MATERIAL TO PROCESS

# # # # #

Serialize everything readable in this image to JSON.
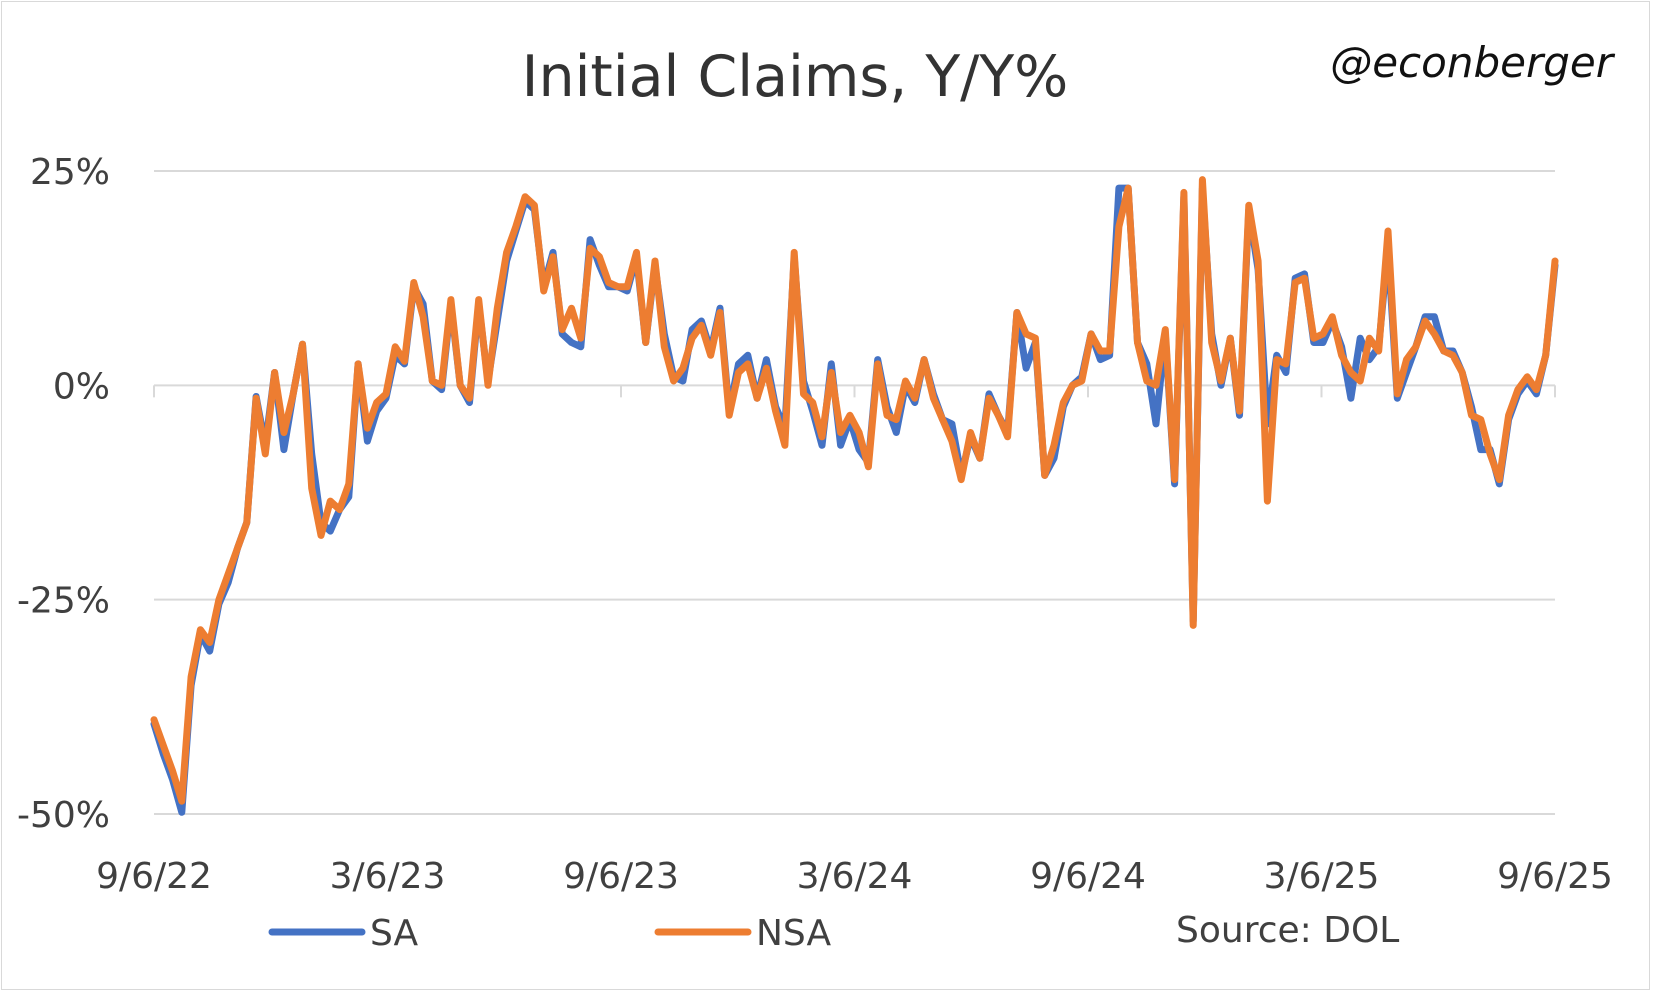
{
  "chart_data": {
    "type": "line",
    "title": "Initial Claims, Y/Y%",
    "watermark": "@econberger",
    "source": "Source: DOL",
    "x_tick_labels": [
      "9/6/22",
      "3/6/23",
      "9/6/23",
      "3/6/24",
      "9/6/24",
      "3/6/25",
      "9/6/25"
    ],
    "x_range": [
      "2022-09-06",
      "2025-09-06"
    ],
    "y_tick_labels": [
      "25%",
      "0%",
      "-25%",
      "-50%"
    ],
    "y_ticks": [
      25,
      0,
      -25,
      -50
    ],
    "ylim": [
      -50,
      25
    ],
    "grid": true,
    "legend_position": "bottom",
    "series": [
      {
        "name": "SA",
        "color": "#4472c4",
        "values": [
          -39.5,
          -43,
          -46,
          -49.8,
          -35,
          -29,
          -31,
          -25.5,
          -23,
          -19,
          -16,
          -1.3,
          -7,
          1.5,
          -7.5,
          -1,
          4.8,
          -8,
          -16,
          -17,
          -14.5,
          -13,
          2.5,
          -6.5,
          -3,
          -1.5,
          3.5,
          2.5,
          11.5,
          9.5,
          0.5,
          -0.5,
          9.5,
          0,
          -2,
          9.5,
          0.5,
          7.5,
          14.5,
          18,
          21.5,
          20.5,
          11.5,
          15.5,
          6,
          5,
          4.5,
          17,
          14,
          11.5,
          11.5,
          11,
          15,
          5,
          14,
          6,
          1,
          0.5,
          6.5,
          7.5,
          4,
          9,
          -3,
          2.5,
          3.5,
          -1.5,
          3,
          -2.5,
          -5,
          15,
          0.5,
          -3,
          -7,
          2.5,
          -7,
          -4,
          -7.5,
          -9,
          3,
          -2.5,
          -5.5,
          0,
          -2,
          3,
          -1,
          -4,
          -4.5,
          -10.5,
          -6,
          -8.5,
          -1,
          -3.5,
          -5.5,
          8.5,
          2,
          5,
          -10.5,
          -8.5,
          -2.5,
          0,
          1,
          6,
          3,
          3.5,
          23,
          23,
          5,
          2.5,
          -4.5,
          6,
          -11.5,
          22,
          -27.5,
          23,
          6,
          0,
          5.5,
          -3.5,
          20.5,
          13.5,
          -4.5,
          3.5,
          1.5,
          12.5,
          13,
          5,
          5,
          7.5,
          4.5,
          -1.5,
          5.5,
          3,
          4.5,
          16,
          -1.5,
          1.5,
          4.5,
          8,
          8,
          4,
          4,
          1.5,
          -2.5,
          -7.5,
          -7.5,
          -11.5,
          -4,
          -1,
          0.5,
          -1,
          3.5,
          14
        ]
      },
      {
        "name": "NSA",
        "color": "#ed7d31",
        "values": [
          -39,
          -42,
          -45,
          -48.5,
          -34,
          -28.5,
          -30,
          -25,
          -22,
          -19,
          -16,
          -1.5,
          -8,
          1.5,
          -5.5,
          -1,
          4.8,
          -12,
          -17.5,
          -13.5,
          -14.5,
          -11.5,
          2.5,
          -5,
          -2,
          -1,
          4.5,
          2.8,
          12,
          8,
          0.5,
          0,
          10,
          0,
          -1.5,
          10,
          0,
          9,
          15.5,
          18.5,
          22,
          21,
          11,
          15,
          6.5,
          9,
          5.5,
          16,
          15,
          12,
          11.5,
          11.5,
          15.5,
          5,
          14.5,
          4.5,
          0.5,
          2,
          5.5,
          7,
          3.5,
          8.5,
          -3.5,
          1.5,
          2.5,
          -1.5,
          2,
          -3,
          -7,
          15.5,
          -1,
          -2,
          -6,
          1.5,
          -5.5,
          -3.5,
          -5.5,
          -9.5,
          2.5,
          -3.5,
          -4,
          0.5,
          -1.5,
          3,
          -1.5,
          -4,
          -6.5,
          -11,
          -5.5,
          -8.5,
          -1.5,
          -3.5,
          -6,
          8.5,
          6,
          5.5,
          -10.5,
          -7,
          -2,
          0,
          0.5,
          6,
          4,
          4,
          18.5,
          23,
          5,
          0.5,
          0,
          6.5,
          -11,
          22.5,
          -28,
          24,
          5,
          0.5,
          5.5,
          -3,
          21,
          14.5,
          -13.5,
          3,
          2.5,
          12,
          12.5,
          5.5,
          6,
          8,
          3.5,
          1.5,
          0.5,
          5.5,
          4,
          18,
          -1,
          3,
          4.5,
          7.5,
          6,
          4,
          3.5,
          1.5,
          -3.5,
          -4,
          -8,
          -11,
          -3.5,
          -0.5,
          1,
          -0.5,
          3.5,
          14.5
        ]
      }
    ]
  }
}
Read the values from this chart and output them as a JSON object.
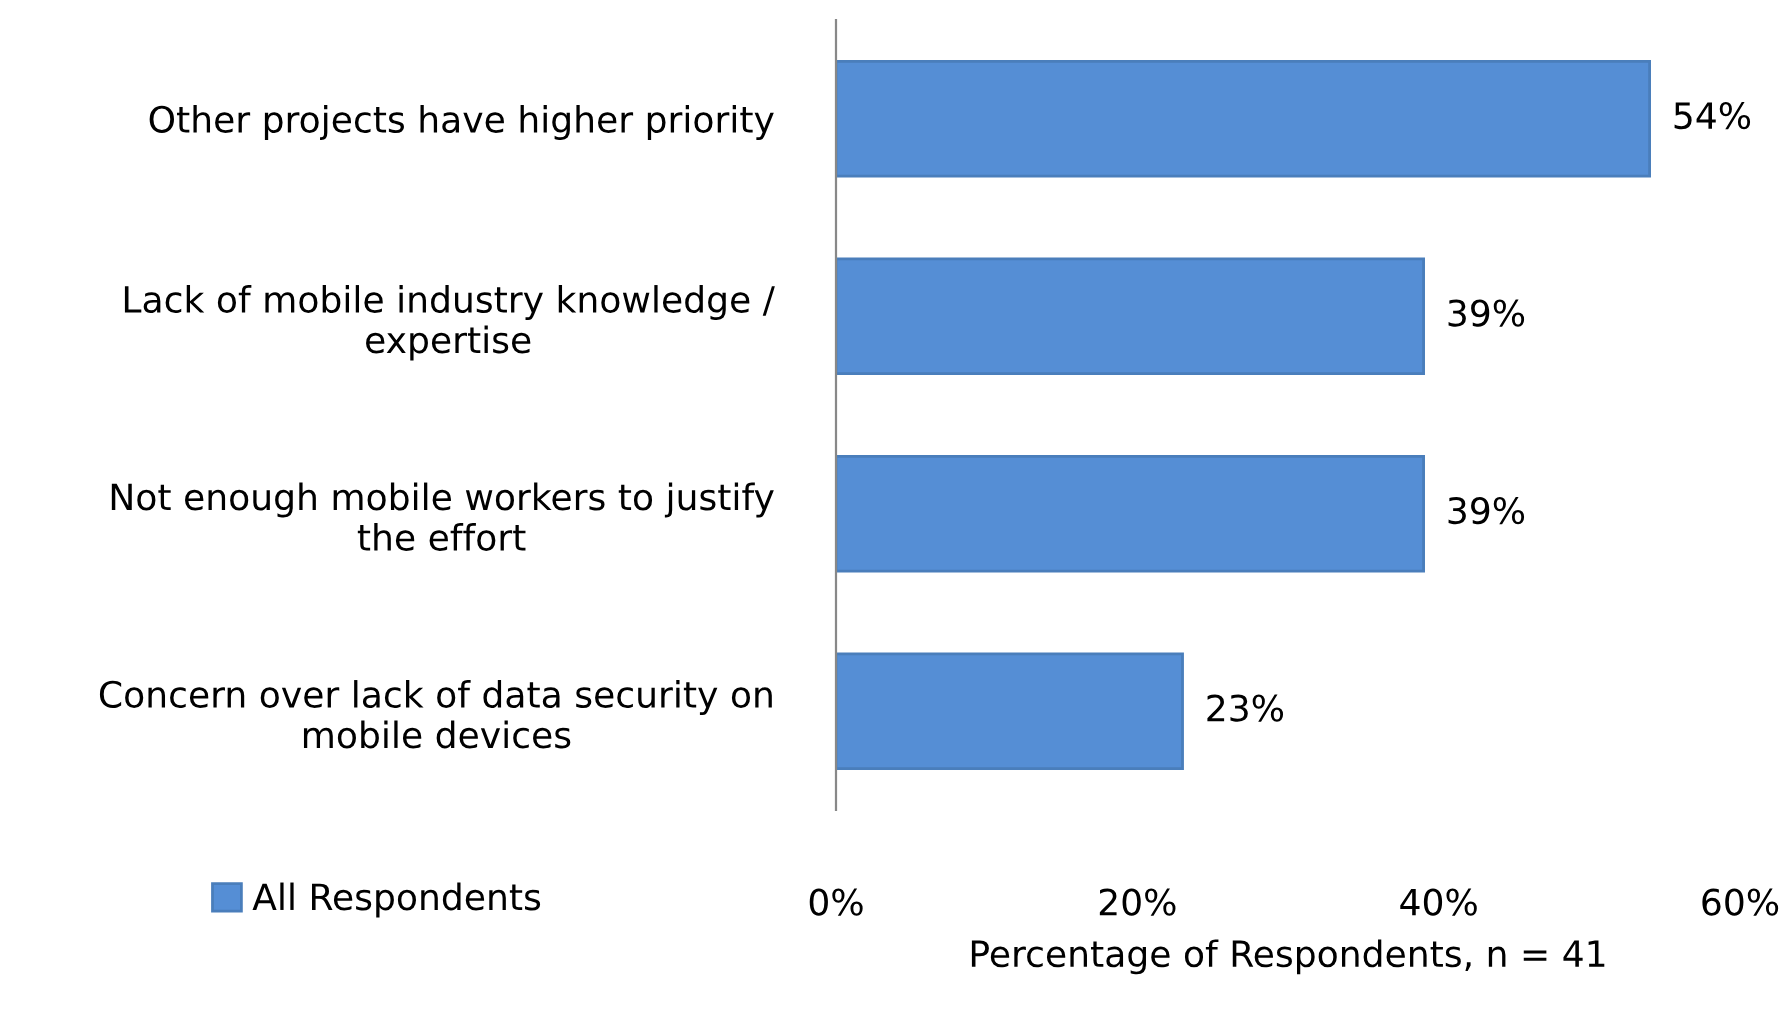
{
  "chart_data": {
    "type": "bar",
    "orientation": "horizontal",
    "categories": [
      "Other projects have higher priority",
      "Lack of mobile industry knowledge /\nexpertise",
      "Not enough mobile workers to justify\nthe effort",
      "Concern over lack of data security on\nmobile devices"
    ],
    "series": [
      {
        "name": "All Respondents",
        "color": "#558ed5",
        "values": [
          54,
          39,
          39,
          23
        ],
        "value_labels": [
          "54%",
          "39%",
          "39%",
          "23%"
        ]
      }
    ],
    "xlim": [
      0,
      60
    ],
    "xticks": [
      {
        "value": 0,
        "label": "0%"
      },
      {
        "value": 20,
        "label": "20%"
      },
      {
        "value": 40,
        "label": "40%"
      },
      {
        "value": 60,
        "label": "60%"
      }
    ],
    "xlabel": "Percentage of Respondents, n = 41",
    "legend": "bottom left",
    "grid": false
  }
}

# # # # #

REQUIRED TASK
Restate each entry word for word, please, but drop any images it holds.

OUTPUT OF THE EXERCISE
Serialize everything readable in this image to JSON.
{
  "chart_data": {
    "type": "line",
    "title": "Initial Claims, Y/Y%",
    "watermark": "@econberger",
    "source": "Source: DOL",
    "x_tick_labels": [
      "9/6/22",
      "3/6/23",
      "9/6/23",
      "3/6/24",
      "9/6/24",
      "3/6/25",
      "9/6/25"
    ],
    "x_range": [
      "2022-09-06",
      "2025-09-06"
    ],
    "y_tick_labels": [
      "25%",
      "0%",
      "-25%",
      "-50%"
    ],
    "y_ticks": [
      25,
      0,
      -25,
      -50
    ],
    "ylim": [
      -50,
      25
    ],
    "grid": true,
    "legend_position": "bottom",
    "series": [
      {
        "name": "SA",
        "color": "#4472c4",
        "values": [
          -39.5,
          -43,
          -46,
          -49.8,
          -35,
          -29,
          -31,
          -25.5,
          -23,
          -19,
          -16,
          -1.3,
          -7,
          1.5,
          -7.5,
          -1,
          4.8,
          -8,
          -16,
          -17,
          -14.5,
          -13,
          2.5,
          -6.5,
          -3,
          -1.5,
          3.5,
          2.5,
          11.5,
          9.5,
          0.5,
          -0.5,
          9.5,
          0,
          -2,
          9.5,
          0.5,
          7.5,
          14.5,
          18,
          21.5,
          20.5,
          11.5,
          15.5,
          6,
          5,
          4.5,
          17,
          14,
          11.5,
          11.5,
          11,
          15,
          5,
          14,
          6,
          1,
          0.5,
          6.5,
          7.5,
          4,
          9,
          -3,
          2.5,
          3.5,
          -1.5,
          3,
          -2.5,
          -5,
          15,
          0.5,
          -3,
          -7,
          2.5,
          -7,
          -4,
          -7.5,
          -9,
          3,
          -2.5,
          -5.5,
          0,
          -2,
          3,
          -1,
          -4,
          -4.5,
          -10.5,
          -6,
          -8.5,
          -1,
          -3.5,
          -5.5,
          8.5,
          2,
          5,
          -10.5,
          -8.5,
          -2.5,
          0,
          1,
          6,
          3,
          3.5,
          23,
          23,
          5,
          2.5,
          -4.5,
          6,
          -11.5,
          22,
          -27.5,
          23,
          6,
          0,
          5.5,
          -3.5,
          20.5,
          13.5,
          -4.5,
          3.5,
          1.5,
          12.5,
          13,
          5,
          5,
          7.5,
          4.5,
          -1.5,
          5.5,
          3,
          4.5,
          16,
          -1.5,
          1.5,
          4.5,
          8,
          8,
          4,
          4,
          1.5,
          -2.5,
          -7.5,
          -7.5,
          -11.5,
          -4,
          -1,
          0.5,
          -1,
          3.5,
          14
        ]
      },
      {
        "name": "NSA",
        "color": "#ed7d31",
        "values": [
          -39,
          -42,
          -45,
          -48.5,
          -34,
          -28.5,
          -30,
          -25,
          -22,
          -19,
          -16,
          -1.5,
          -8,
          1.5,
          -5.5,
          -1,
          4.8,
          -12,
          -17.5,
          -13.5,
          -14.5,
          -11.5,
          2.5,
          -5,
          -2,
          -1,
          4.5,
          2.8,
          12,
          8,
          0.5,
          0,
          10,
          0,
          -1.5,
          10,
          0,
          9,
          15.5,
          18.5,
          22,
          21,
          11,
          15,
          6.5,
          9,
          5.5,
          16,
          15,
          12,
          11.5,
          11.5,
          15.5,
          5,
          14.5,
          4.5,
          0.5,
          2,
          5.5,
          7,
          3.5,
          8.5,
          -3.5,
          1.5,
          2.5,
          -1.5,
          2,
          -3,
          -7,
          15.5,
          -1,
          -2,
          -6,
          1.5,
          -5.5,
          -3.5,
          -5.5,
          -9.5,
          2.5,
          -3.5,
          -4,
          0.5,
          -1.5,
          3,
          -1.5,
          -4,
          -6.5,
          -11,
          -5.5,
          -8.5,
          -1.5,
          -3.5,
          -6,
          8.5,
          6,
          5.5,
          -10.5,
          -7,
          -2,
          0,
          0.5,
          6,
          4,
          4,
          18.5,
          23,
          5,
          0.5,
          0,
          6.5,
          -11,
          22.5,
          -28,
          24,
          5,
          0.5,
          5.5,
          -3,
          21,
          14.5,
          -13.5,
          3,
          2.5,
          12,
          12.5,
          5.5,
          6,
          8,
          3.5,
          1.5,
          0.5,
          5.5,
          4,
          18,
          -1,
          3,
          4.5,
          7.5,
          6,
          4,
          3.5,
          1.5,
          -3.5,
          -4,
          -8,
          -11,
          -3.5,
          -0.5,
          1,
          -0.5,
          3.5,
          14.5
        ]
      }
    ]
  }
}
Read the values from this chart and output them as a JSON object.
{
  "chart_data": {
    "type": "bar",
    "orientation": "horizontal",
    "categories": [
      "Other projects have higher priority",
      "Lack of mobile industry knowledge /\nexpertise",
      "Not enough mobile workers to justify\nthe effort",
      "Concern over lack of data security on\nmobile devices"
    ],
    "series": [
      {
        "name": "All Respondents",
        "color": "#558ed5",
        "values": [
          54,
          39,
          39,
          23
        ],
        "value_labels": [
          "54%",
          "39%",
          "39%",
          "23%"
        ]
      }
    ],
    "xlim": [
      0,
      60
    ],
    "xticks": [
      {
        "value": 0,
        "label": "0%"
      },
      {
        "value": 20,
        "label": "20%"
      },
      {
        "value": 40,
        "label": "40%"
      },
      {
        "value": 60,
        "label": "60%"
      }
    ],
    "xlabel": "Percentage of Respondents, n = 41",
    "legend": "bottom left",
    "grid": false
  }
}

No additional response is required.